## The problem
Copy out each line of the listing that has the word "viranhaltijoille" in it.
= = = =
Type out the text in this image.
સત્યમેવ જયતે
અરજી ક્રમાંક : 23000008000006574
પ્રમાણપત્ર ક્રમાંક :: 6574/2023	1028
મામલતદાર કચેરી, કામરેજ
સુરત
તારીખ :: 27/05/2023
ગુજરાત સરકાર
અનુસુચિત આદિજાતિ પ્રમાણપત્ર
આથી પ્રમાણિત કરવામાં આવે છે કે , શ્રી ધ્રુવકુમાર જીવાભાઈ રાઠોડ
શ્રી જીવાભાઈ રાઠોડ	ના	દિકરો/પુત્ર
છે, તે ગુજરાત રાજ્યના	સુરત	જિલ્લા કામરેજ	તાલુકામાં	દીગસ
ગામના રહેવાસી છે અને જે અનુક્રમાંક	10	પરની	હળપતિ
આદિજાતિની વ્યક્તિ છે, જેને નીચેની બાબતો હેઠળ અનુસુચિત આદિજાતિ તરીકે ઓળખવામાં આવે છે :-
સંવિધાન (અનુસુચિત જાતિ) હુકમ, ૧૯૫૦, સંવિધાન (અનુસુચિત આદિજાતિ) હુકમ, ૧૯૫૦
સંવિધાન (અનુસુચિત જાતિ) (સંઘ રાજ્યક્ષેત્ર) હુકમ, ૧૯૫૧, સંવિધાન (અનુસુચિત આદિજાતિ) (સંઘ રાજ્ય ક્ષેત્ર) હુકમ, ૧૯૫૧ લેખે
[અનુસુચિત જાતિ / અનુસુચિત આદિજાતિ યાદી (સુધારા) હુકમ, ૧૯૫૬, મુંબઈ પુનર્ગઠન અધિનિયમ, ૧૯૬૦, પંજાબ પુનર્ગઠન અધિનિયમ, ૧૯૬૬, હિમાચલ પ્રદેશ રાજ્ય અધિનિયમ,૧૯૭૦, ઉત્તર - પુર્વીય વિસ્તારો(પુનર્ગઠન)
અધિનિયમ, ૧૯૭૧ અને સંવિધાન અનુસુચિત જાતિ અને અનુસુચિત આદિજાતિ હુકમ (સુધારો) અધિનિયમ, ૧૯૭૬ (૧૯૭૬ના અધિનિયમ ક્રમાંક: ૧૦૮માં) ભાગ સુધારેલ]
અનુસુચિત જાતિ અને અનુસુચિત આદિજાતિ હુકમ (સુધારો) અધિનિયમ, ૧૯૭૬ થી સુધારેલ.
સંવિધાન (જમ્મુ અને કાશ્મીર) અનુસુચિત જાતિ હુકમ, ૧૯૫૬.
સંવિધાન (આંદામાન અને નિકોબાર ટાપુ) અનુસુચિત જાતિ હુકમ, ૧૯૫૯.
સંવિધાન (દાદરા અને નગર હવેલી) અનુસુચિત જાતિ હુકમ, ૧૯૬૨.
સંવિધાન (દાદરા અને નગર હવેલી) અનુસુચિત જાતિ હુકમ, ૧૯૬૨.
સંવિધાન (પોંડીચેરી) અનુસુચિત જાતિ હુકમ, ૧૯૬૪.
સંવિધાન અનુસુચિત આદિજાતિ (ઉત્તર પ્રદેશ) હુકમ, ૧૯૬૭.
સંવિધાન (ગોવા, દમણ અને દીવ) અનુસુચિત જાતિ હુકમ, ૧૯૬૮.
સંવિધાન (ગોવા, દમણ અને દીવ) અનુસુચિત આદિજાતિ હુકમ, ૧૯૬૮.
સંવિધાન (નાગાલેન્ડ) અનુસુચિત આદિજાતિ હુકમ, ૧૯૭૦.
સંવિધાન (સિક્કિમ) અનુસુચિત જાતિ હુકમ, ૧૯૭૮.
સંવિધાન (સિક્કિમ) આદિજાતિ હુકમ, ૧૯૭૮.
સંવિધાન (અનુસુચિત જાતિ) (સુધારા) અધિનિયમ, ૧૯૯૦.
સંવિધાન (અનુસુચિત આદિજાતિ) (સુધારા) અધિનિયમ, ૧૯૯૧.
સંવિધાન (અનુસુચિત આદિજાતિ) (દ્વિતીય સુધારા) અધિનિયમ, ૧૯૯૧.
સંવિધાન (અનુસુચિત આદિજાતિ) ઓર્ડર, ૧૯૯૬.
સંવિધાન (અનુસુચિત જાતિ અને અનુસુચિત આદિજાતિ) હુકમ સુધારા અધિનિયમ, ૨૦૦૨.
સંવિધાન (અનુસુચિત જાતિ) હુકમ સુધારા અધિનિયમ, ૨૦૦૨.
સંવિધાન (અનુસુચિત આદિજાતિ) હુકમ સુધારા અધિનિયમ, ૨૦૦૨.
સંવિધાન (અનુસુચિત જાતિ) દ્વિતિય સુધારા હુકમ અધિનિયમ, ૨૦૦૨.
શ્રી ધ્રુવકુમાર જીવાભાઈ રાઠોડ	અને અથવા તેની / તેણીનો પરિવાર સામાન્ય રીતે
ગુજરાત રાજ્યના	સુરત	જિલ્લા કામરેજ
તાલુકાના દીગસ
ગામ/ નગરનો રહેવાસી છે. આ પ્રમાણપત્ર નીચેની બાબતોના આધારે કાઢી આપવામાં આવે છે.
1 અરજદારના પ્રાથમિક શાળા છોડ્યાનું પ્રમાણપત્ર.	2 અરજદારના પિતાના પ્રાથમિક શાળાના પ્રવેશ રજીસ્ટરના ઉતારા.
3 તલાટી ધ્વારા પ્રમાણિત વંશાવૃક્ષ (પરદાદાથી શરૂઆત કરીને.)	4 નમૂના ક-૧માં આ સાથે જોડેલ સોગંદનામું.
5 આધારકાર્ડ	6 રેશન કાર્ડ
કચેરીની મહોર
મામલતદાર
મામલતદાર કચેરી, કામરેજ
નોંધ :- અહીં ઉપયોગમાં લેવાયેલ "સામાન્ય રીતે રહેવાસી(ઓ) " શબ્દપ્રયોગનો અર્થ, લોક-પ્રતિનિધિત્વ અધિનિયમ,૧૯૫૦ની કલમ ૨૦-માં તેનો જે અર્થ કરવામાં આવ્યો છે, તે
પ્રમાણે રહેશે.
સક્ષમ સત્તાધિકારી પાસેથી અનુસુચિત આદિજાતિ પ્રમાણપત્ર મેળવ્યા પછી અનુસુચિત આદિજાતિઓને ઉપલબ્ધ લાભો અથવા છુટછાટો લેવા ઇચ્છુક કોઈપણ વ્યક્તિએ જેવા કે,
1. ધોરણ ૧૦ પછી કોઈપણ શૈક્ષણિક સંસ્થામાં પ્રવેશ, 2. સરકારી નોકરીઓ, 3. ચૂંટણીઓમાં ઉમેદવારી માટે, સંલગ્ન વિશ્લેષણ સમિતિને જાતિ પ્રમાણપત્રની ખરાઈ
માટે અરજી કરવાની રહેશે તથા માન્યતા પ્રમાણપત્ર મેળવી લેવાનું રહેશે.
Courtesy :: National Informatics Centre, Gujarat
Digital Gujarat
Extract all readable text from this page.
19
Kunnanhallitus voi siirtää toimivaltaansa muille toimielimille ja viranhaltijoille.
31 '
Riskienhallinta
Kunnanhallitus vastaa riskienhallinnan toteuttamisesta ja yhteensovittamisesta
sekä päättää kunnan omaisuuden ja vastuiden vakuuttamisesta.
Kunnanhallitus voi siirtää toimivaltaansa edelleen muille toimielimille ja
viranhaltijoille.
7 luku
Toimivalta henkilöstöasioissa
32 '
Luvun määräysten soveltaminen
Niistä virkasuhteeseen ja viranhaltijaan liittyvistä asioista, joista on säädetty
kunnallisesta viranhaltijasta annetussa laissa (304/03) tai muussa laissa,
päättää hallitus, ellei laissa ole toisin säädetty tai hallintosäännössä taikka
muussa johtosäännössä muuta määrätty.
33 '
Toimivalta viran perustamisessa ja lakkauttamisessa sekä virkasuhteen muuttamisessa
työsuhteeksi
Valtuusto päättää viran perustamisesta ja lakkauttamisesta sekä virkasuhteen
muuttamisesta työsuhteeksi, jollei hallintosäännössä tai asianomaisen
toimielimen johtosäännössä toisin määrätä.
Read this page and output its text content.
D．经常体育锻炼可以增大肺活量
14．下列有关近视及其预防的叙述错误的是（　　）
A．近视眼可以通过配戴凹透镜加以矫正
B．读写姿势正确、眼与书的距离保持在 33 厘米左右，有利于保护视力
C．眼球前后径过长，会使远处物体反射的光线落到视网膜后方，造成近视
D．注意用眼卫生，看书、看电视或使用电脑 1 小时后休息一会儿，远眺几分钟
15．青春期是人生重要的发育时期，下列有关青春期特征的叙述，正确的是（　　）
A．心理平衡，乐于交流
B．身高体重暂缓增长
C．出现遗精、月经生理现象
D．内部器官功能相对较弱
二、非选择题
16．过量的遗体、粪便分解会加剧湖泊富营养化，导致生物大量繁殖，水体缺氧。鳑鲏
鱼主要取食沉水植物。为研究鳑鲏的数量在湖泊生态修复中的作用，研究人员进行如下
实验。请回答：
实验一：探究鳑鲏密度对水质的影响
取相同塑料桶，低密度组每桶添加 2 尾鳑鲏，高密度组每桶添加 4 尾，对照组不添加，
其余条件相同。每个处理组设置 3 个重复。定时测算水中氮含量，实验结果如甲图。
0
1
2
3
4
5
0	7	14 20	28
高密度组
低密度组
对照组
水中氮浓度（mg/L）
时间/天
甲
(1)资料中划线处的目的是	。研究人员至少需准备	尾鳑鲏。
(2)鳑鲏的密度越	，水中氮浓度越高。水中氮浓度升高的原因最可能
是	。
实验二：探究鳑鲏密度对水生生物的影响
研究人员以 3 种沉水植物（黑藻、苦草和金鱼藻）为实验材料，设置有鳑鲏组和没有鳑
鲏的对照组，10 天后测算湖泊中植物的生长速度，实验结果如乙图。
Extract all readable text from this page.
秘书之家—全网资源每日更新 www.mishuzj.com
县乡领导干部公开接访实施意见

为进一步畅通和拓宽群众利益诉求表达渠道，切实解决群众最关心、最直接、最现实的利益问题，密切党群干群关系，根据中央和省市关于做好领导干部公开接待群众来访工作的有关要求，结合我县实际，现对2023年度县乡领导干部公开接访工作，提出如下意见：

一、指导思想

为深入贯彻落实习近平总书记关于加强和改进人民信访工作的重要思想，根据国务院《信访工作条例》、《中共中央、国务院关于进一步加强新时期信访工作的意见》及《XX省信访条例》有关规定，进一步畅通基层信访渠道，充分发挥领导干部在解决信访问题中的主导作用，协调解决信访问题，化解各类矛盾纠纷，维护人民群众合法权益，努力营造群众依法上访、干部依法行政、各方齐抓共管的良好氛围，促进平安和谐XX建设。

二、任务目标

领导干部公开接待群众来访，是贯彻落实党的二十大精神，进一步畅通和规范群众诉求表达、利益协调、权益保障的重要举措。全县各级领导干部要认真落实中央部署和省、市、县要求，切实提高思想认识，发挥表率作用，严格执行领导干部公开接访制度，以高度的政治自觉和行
= = = =
## Expected answer
Kunnanhallitus voi siirtää toimivaltaansa muille toimielimille ja viranhaltijoille.
viranhaltijoille.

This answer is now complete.